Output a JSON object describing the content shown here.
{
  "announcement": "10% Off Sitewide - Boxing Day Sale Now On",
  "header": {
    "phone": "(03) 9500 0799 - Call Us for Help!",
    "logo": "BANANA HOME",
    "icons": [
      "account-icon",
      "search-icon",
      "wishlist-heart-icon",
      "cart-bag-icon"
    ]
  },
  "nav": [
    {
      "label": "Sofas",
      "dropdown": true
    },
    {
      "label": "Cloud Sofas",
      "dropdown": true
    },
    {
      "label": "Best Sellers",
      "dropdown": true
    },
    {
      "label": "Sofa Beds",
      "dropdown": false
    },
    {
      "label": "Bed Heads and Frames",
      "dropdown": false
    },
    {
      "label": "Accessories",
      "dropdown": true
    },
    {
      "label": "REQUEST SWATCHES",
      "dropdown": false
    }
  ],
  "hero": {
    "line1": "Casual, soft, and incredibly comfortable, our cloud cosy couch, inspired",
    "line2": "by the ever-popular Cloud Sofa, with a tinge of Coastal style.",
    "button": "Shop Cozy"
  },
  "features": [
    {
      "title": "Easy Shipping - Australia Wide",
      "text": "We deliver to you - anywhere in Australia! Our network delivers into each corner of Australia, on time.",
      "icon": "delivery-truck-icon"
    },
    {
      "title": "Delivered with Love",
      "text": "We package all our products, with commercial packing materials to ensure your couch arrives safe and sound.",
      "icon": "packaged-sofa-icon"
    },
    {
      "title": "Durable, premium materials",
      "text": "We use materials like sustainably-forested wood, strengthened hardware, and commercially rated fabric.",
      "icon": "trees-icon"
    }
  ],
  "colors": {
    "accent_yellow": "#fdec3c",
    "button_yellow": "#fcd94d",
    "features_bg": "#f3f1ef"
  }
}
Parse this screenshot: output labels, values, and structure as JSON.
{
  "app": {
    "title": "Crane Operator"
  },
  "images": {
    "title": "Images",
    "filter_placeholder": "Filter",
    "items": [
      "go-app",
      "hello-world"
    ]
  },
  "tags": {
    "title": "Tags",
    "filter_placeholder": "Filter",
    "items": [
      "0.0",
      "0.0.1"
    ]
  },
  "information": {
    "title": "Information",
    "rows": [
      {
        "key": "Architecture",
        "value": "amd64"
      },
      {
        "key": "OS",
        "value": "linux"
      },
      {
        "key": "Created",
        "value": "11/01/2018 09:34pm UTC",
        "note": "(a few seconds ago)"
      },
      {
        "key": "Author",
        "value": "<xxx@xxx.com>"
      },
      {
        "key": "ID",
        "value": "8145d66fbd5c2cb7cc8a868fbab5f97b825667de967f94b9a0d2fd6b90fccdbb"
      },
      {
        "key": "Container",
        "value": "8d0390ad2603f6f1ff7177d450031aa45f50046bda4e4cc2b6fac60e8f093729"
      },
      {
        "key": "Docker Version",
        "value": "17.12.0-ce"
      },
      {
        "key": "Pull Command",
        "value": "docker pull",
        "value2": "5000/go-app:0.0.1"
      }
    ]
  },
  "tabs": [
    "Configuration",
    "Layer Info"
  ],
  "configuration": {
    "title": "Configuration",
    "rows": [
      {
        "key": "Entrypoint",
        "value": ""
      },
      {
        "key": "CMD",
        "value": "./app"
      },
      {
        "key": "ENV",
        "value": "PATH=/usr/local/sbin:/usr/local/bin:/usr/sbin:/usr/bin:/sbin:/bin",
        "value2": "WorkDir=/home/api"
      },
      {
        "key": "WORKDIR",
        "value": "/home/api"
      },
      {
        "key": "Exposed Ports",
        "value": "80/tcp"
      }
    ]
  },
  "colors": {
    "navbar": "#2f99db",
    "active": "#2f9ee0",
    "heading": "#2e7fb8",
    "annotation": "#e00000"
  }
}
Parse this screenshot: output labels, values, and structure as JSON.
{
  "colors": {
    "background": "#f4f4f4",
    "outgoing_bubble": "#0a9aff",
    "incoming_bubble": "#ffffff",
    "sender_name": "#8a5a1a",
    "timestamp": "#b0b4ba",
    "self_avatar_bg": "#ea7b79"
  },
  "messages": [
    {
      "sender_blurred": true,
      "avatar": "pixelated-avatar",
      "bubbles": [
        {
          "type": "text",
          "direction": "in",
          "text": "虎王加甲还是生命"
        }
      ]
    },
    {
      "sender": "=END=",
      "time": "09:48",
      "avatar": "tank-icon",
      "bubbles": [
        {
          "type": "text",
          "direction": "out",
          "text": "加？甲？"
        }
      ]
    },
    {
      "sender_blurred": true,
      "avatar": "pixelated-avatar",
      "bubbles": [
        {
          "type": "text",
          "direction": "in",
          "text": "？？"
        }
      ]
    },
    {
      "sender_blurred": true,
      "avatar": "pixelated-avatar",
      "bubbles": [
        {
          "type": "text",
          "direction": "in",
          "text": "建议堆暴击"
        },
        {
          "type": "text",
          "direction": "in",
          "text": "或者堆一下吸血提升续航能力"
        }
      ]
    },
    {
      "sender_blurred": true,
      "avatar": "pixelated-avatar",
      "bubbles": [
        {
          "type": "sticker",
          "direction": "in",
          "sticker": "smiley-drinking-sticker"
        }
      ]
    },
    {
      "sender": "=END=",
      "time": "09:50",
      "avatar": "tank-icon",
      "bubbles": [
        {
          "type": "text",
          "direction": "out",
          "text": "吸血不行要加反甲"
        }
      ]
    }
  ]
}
_____
=== What you have to do ===
Return every record, word for word.

=== Complete output ===
Output a JSON object describing the content shown here.
{
  "announcement": "10% Off Sitewide - Boxing Day Sale Now On",
  "header": {
    "phone": "(03) 9500 0799 - Call Us for Help!",
    "logo": "BANANA HOME",
    "icons": [
      "account-icon",
      "search-icon",
      "wishlist-heart-icon",
      "cart-bag-icon"
    ]
  },
  "nav": [
    {
      "label": "Sofas",
      "dropdown": true
    },
    {
      "label": "Cloud Sofas",
      "dropdown": true
    },
    {
      "label": "Best Sellers",
      "dropdown": true
    },
    {
      "label": "Sofa Beds",
      "dropdown": false
    },
    {
      "label": "Bed Heads and Frames",
      "dropdown": false
    },
    {
      "label": "Accessories",
      "dropdown": true
    },
    {
      "label": "REQUEST SWATCHES",
      "dropdown": false
    }
  ],
  "hero": {
    "line1": "Casual, soft, and incredibly comfortable, our cloud cosy couch, inspired",
    "line2": "by the ever-popular Cloud Sofa, with a tinge of Coastal style.",
    "button": "Shop Cozy"
  },
  "features": [
    {
      "title": "Easy Shipping - Australia Wide",
      "text": "We deliver to you - anywhere in Australia! Our network delivers into each corner of Australia, on time.",
      "icon": "delivery-truck-icon"
    },
    {
      "title": "Delivered with Love",
      "text": "We package all our products, with commercial packing materials to ensure your couch arrives safe and sound.",
      "icon": "packaged-sofa-icon"
    },
    {
      "title": "Durable, premium materials",
      "text": "We use materials like sustainably-forested wood, strengthened hardware, and commercially rated fabric.",
      "icon": "trees-icon"
    }
  ],
  "colors": {
    "accent_yellow": "#fdec3c",
    "button_yellow": "#fcd94d",
    "features_bg": "#f3f1ef"
  }
}
Parse this screenshot: output labels, values, and structure as JSON.
{
  "app": {
    "title": "Crane Operator"
  },
  "images": {
    "title": "Images",
    "filter_placeholder": "Filter",
    "items": [
      "go-app",
      "hello-world"
    ]
  },
  "tags": {
    "title": "Tags",
    "filter_placeholder": "Filter",
    "items": [
      "0.0",
      "0.0.1"
    ]
  },
  "information": {
    "title": "Information",
    "rows": [
      {
        "key": "Architecture",
        "value": "amd64"
      },
      {
        "key": "OS",
        "value": "linux"
      },
      {
        "key": "Created",
        "value": "11/01/2018 09:34pm UTC",
        "note": "(a few seconds ago)"
      },
      {
        "key": "Author",
        "value": "<xxx@xxx.com>"
      },
      {
        "key": "ID",
        "value": "8145d66fbd5c2cb7cc8a868fbab5f97b825667de967f94b9a0d2fd6b90fccdbb"
      },
      {
        "key": "Container",
        "value": "8d0390ad2603f6f1ff7177d450031aa45f50046bda4e4cc2b6fac60e8f093729"
      },
      {
        "key": "Docker Version",
        "value": "17.12.0-ce"
      },
      {
        "key": "Pull Command",
        "value": "docker pull",
        "value2": "5000/go-app:0.0.1"
      }
    ]
  },
  "tabs": [
    "Configuration",
    "Layer Info"
  ],
  "configuration": {
    "title": "Configuration",
    "rows": [
      {
        "key": "Entrypoint",
        "value": ""
      },
      {
        "key": "CMD",
        "value": "./app"
      },
      {
        "key": "ENV",
        "value": "PATH=/usr/local/sbin:/usr/local/bin:/usr/sbin:/usr/bin:/sbin:/bin",
        "value2": "WorkDir=/home/api"
      },
      {
        "key": "WORKDIR",
        "value": "/home/api"
      },
      {
        "key": "Exposed Ports",
        "value": "80/tcp"
      }
    ]
  },
  "colors": {
    "navbar": "#2f99db",
    "active": "#2f9ee0",
    "heading": "#2e7fb8",
    "annotation": "#e00000"
  }
}
Parse this screenshot: output labels, values, and structure as JSON.
{
  "colors": {
    "background": "#f4f4f4",
    "outgoing_bubble": "#0a9aff",
    "incoming_bubble": "#ffffff",
    "sender_name": "#8a5a1a",
    "timestamp": "#b0b4ba",
    "self_avatar_bg": "#ea7b79"
  },
  "messages": [
    {
      "sender_blurred": true,
      "avatar": "pixelated-avatar",
      "bubbles": [
        {
          "type": "text",
          "direction": "in",
          "text": "虎王加甲还是生命"
        }
      ]
    },
    {
      "sender": "=END=",
      "time": "09:48",
      "avatar": "tank-icon",
      "bubbles": [
        {
          "type": "text",
          "direction": "out",
          "text": "加？甲？"
        }
      ]
    },
    {
      "sender_blurred": true,
      "avatar": "pixelated-avatar",
      "bubbles": [
        {
          "type": "text",
          "direction": "in",
          "text": "？？"
        }
      ]
    },
    {
      "sender_blurred": true,
      "avatar": "pixelated-avatar",
      "bubbles": [
        {
          "type": "text",
          "direction": "in",
          "text": "建议堆暴击"
        },
        {
          "type": "text",
          "direction": "in",
          "text": "或者堆一下吸血提升续航能力"
        }
      ]
    },
    {
      "sender_blurred": true,
      "avatar": "pixelated-avatar",
      "bubbles": [
        {
          "type": "sticker",
          "direction": "in",
          "sticker": "smiley-drinking-sticker"
        }
      ]
    },
    {
      "sender": "=END=",
      "time": "09:50",
      "avatar": "tank-icon",
      "bubbles": [
        {
          "type": "text",
          "direction": "out",
          "text": "吸血不行要加反甲"
        }
      ]
    }
  ]
}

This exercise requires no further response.